— What you have to do —
Print every record below exactly as written.

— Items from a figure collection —
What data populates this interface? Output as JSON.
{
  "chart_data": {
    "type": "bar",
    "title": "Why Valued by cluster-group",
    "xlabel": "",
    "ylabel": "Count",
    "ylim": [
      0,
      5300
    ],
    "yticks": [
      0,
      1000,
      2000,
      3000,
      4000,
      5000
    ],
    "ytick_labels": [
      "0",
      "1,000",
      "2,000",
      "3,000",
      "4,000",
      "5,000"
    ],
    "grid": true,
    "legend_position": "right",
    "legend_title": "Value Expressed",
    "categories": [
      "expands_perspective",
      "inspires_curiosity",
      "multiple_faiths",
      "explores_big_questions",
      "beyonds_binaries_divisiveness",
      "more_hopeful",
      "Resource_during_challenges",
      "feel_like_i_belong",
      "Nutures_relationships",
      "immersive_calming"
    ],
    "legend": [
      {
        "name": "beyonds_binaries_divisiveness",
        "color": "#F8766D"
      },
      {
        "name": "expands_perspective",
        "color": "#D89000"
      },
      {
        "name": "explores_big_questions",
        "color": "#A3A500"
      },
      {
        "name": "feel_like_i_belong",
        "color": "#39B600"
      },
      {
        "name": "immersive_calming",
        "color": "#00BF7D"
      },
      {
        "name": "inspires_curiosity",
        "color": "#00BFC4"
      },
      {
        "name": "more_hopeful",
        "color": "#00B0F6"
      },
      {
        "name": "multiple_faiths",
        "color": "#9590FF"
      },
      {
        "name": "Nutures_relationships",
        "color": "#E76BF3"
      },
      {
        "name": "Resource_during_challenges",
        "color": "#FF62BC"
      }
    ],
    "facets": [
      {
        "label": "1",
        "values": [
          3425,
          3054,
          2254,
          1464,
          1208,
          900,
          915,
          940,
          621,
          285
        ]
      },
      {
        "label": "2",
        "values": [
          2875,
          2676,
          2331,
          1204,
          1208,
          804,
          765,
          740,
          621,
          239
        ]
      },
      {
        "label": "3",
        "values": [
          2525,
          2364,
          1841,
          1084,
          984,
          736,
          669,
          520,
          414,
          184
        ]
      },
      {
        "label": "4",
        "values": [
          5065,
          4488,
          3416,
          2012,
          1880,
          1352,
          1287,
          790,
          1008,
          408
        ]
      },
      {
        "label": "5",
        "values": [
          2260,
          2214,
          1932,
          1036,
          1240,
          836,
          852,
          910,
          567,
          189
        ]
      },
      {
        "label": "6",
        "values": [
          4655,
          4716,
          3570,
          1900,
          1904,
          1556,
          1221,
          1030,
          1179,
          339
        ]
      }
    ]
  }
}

— Full answer —
What data populates this interface? Output as JSON.
{
  "chart_data": {
    "type": "bar",
    "title": "Why Valued by cluster-group",
    "xlabel": "",
    "ylabel": "Count",
    "ylim": [
      0,
      5300
    ],
    "yticks": [
      0,
      1000,
      2000,
      3000,
      4000,
      5000
    ],
    "ytick_labels": [
      "0",
      "1,000",
      "2,000",
      "3,000",
      "4,000",
      "5,000"
    ],
    "grid": true,
    "legend_position": "right",
    "legend_title": "Value Expressed",
    "categories": [
      "expands_perspective",
      "inspires_curiosity",
      "multiple_faiths",
      "explores_big_questions",
      "beyonds_binaries_divisiveness",
      "more_hopeful",
      "Resource_during_challenges",
      "feel_like_i_belong",
      "Nutures_relationships",
      "immersive_calming"
    ],
    "legend": [
      {
        "name": "beyonds_binaries_divisiveness",
        "color": "#F8766D"
      },
      {
        "name": "expands_perspective",
        "color": "#D89000"
      },
      {
        "name": "explores_big_questions",
        "color": "#A3A500"
      },
      {
        "name": "feel_like_i_belong",
        "color": "#39B600"
      },
      {
        "name": "immersive_calming",
        "color": "#00BF7D"
      },
      {
        "name": "inspires_curiosity",
        "color": "#00BFC4"
      },
      {
        "name": "more_hopeful",
        "color": "#00B0F6"
      },
      {
        "name": "multiple_faiths",
        "color": "#9590FF"
      },
      {
        "name": "Nutures_relationships",
        "color": "#E76BF3"
      },
      {
        "name": "Resource_during_challenges",
        "color": "#FF62BC"
      }
    ],
    "facets": [
      {
        "label": "1",
        "values": [
          3425,
          3054,
          2254,
          1464,
          1208,
          900,
          915,
          940,
          621,
          285
        ]
      },
      {
        "label": "2",
        "values": [
          2875,
          2676,
          2331,
          1204,
          1208,
          804,
          765,
          740,
          621,
          239
        ]
      },
      {
        "label": "3",
        "values": [
          2525,
          2364,
          1841,
          1084,
          984,
          736,
          669,
          520,
          414,
          184
        ]
      },
      {
        "label": "4",
        "values": [
          5065,
          4488,
          3416,
          2012,
          1880,
          1352,
          1287,
          790,
          1008,
          408
        ]
      },
      {
        "label": "5",
        "values": [
          2260,
          2214,
          1932,
          1036,
          1240,
          836,
          852,
          910,
          567,
          189
        ]
      },
      {
        "label": "6",
        "values": [
          4655,
          4716,
          3570,
          1900,
          1904,
          1556,
          1221,
          1030,
          1179,
          339
        ]
      }
    ]
  }
}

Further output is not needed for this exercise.